> PROBLEM STATEMENT
Each entry below should be echoed exactly, with pictures omitted.

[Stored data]
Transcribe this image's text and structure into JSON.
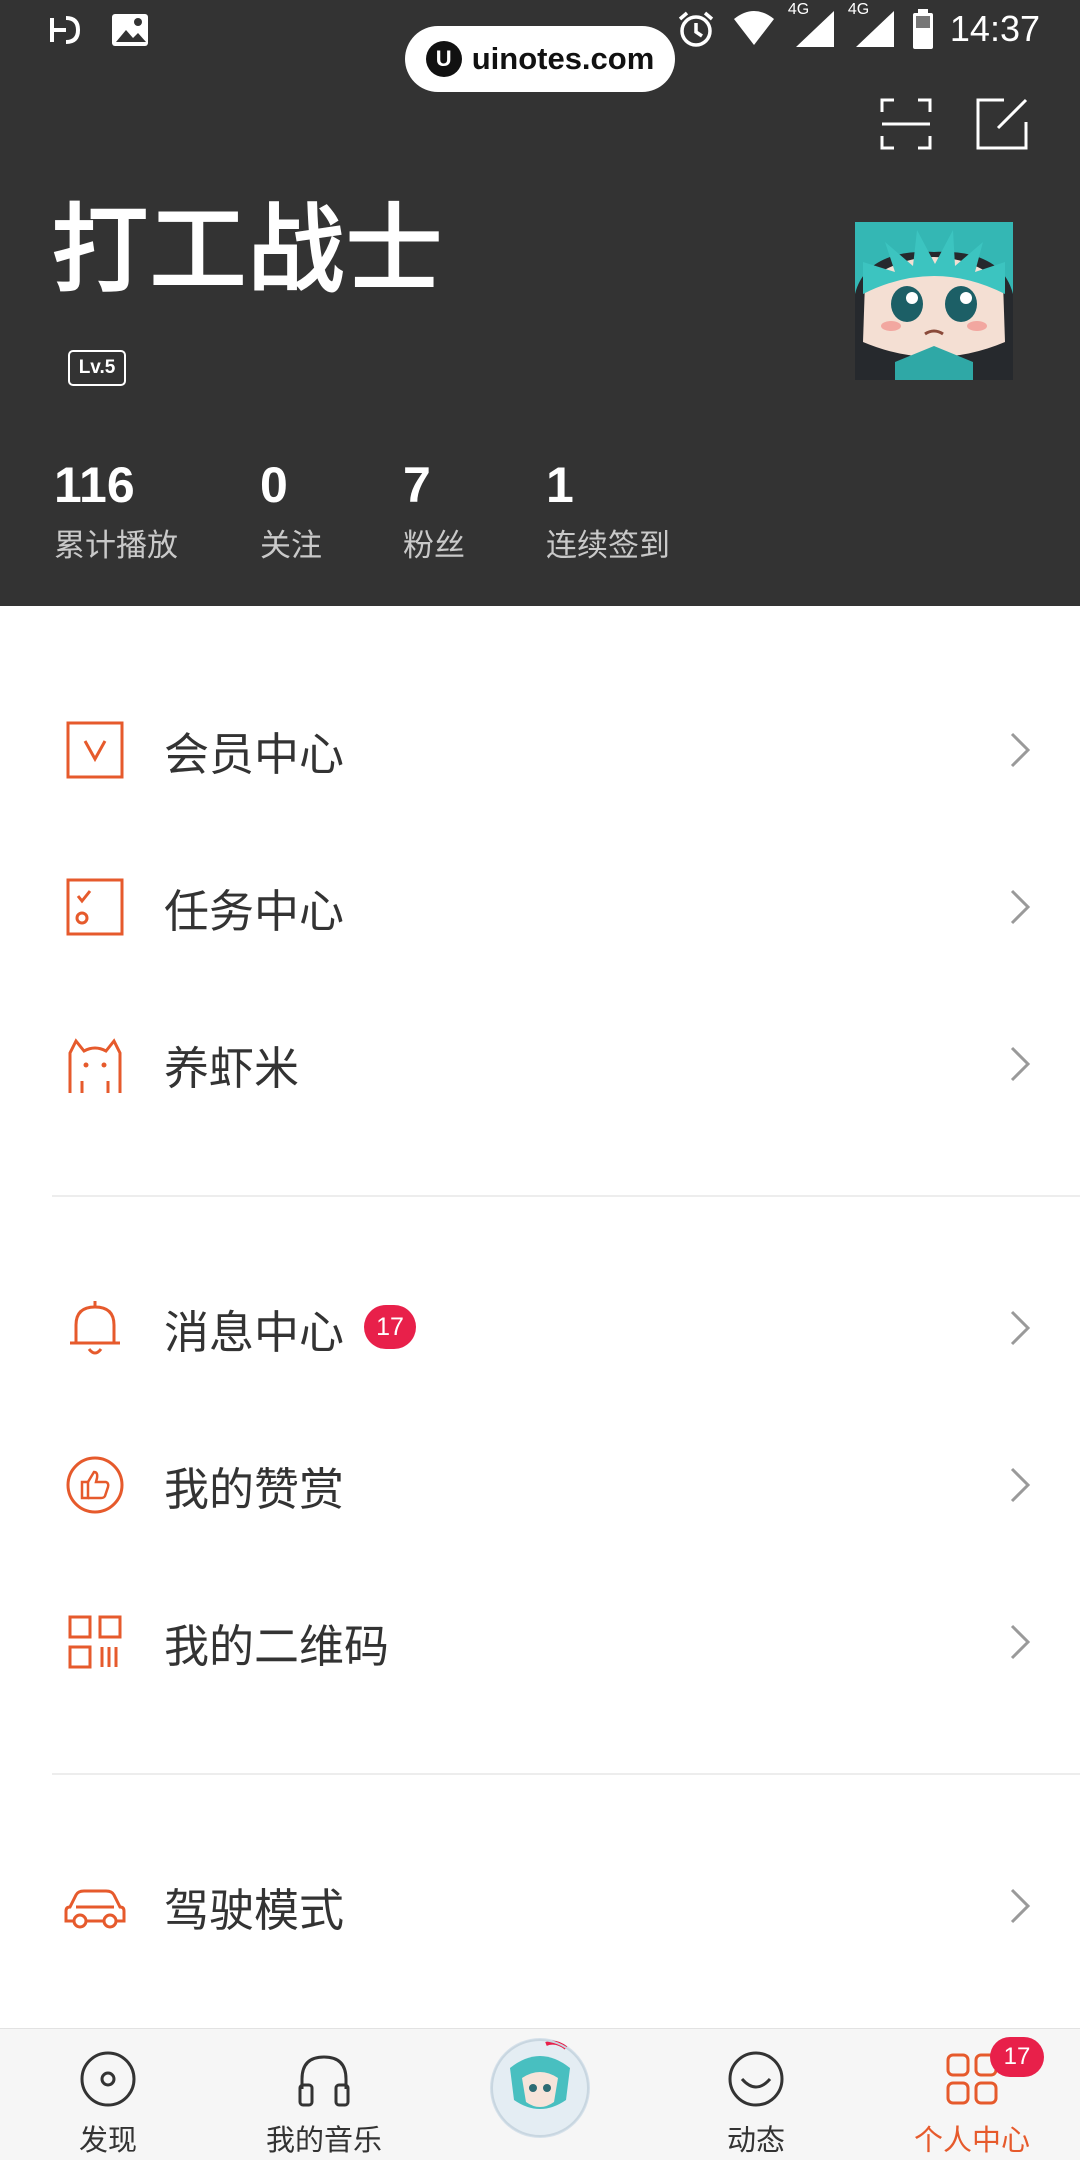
{
  "status_bar": {
    "time": "14:37",
    "network_1": "4G",
    "network_2": "4G"
  },
  "watermark": {
    "logo_letter": "U",
    "text": "uinotes.com"
  },
  "profile": {
    "username": "打工战士",
    "level": "Lv.5",
    "stats": [
      {
        "value": "116",
        "label": "累计播放"
      },
      {
        "value": "0",
        "label": "关注"
      },
      {
        "value": "7",
        "label": "粉丝"
      },
      {
        "value": "1",
        "label": "连续签到"
      }
    ]
  },
  "menu": {
    "group1": [
      {
        "label": "会员中心",
        "icon": "vip-icon"
      },
      {
        "label": "任务中心",
        "icon": "task-checklist-icon"
      },
      {
        "label": "养虾米",
        "icon": "cat-icon"
      }
    ],
    "group2": [
      {
        "label": "消息中心",
        "icon": "bell-icon",
        "badge": "17"
      },
      {
        "label": "我的赞赏",
        "icon": "thumbs-up-icon"
      },
      {
        "label": "我的二维码",
        "icon": "qr-code-icon"
      }
    ],
    "group3": [
      {
        "label": "驾驶模式",
        "icon": "car-icon"
      }
    ]
  },
  "tabbar": {
    "tabs": [
      {
        "label": "发现",
        "icon": "disc-discover-icon"
      },
      {
        "label": "我的音乐",
        "icon": "headphones-icon"
      },
      {
        "label": "",
        "icon": "now-playing-disc"
      },
      {
        "label": "动态",
        "icon": "smile-face-icon"
      },
      {
        "label": "个人中心",
        "icon": "grid-profile-icon",
        "badge": "17",
        "active": true
      }
    ]
  },
  "colors": {
    "header_bg": "#333333",
    "accent": "#e65a2c",
    "badge": "#e8204a"
  }
}
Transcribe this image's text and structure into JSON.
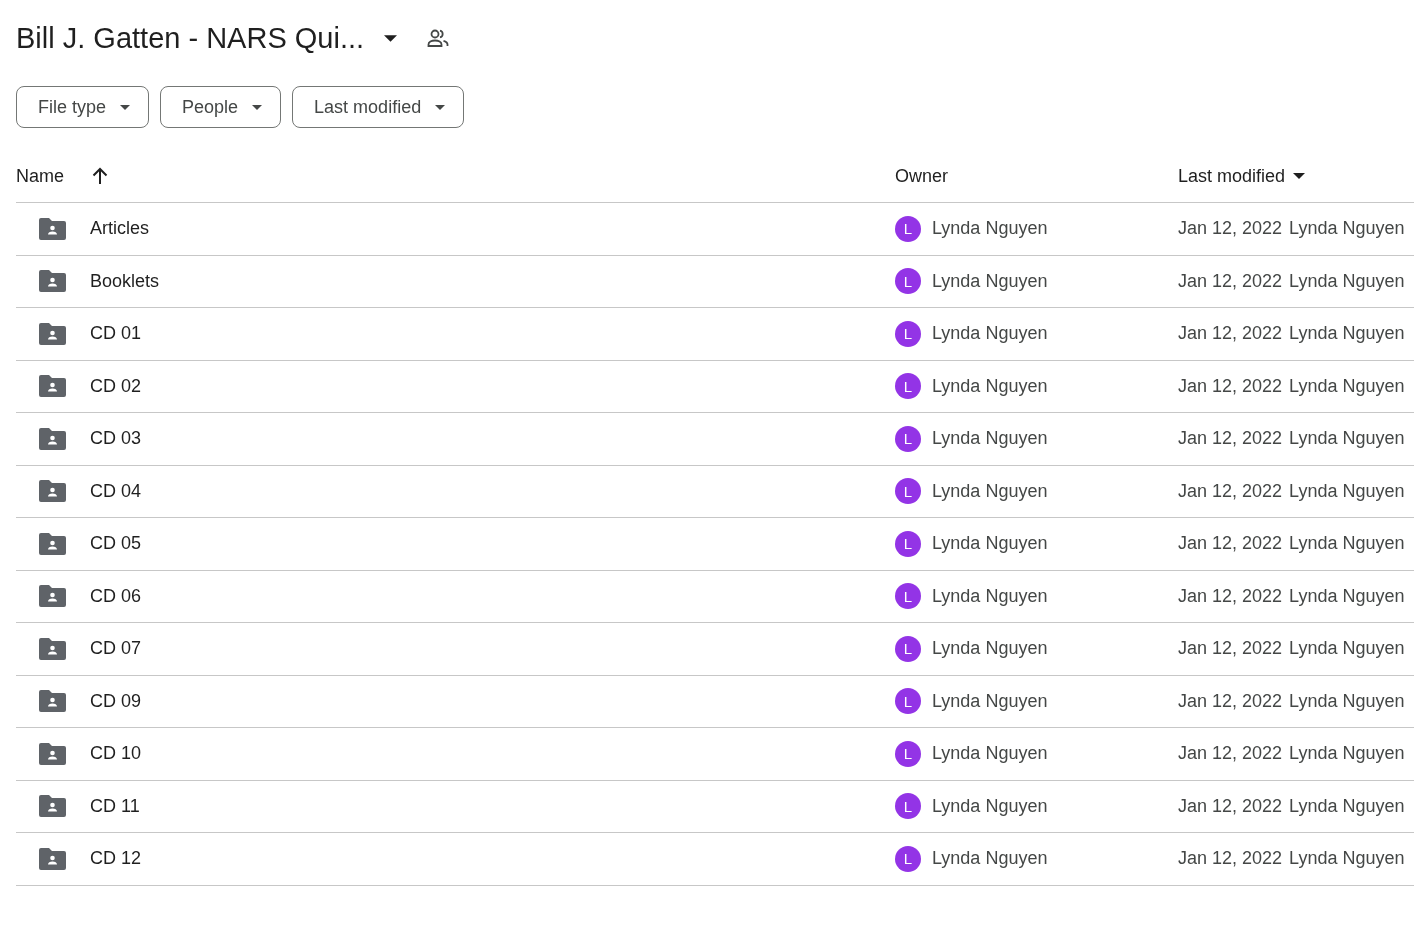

> EXERCISE ANSWER
Transcribe this image's text and structure into JSON.
{
  "status_bar": {
    "time": "14:37",
    "network_1": "4G",
    "network_2": "4G"
  },
  "watermark": {
    "logo_letter": "U",
    "text": "uinotes.com"
  },
  "profile": {
    "username": "打工战士",
    "level": "Lv.5",
    "stats": [
      {
        "value": "116",
        "label": "累计播放"
      },
      {
        "value": "0",
        "label": "关注"
      },
      {
        "value": "7",
        "label": "粉丝"
      },
      {
        "value": "1",
        "label": "连续签到"
      }
    ]
  },
  "menu": {
    "group1": [
      {
        "label": "会员中心",
        "icon": "vip-icon"
      },
      {
        "label": "任务中心",
        "icon": "task-checklist-icon"
      },
      {
        "label": "养虾米",
        "icon": "cat-icon"
      }
    ],
    "group2": [
      {
        "label": "消息中心",
        "icon": "bell-icon",
        "badge": "17"
      },
      {
        "label": "我的赞赏",
        "icon": "thumbs-up-icon"
      },
      {
        "label": "我的二维码",
        "icon": "qr-code-icon"
      }
    ],
    "group3": [
      {
        "label": "驾驶模式",
        "icon": "car-icon"
      }
    ]
  },
  "tabbar": {
    "tabs": [
      {
        "label": "发现",
        "icon": "disc-discover-icon"
      },
      {
        "label": "我的音乐",
        "icon": "headphones-icon"
      },
      {
        "label": "",
        "icon": "now-playing-disc"
      },
      {
        "label": "动态",
        "icon": "smile-face-icon"
      },
      {
        "label": "个人中心",
        "icon": "grid-profile-icon",
        "badge": "17",
        "active": true
      }
    ]
  },
  "colors": {
    "header_bg": "#333333",
    "accent": "#e65a2c",
    "badge": "#e8204a"
  }
}
Transcribe this image's text and structure into JSON.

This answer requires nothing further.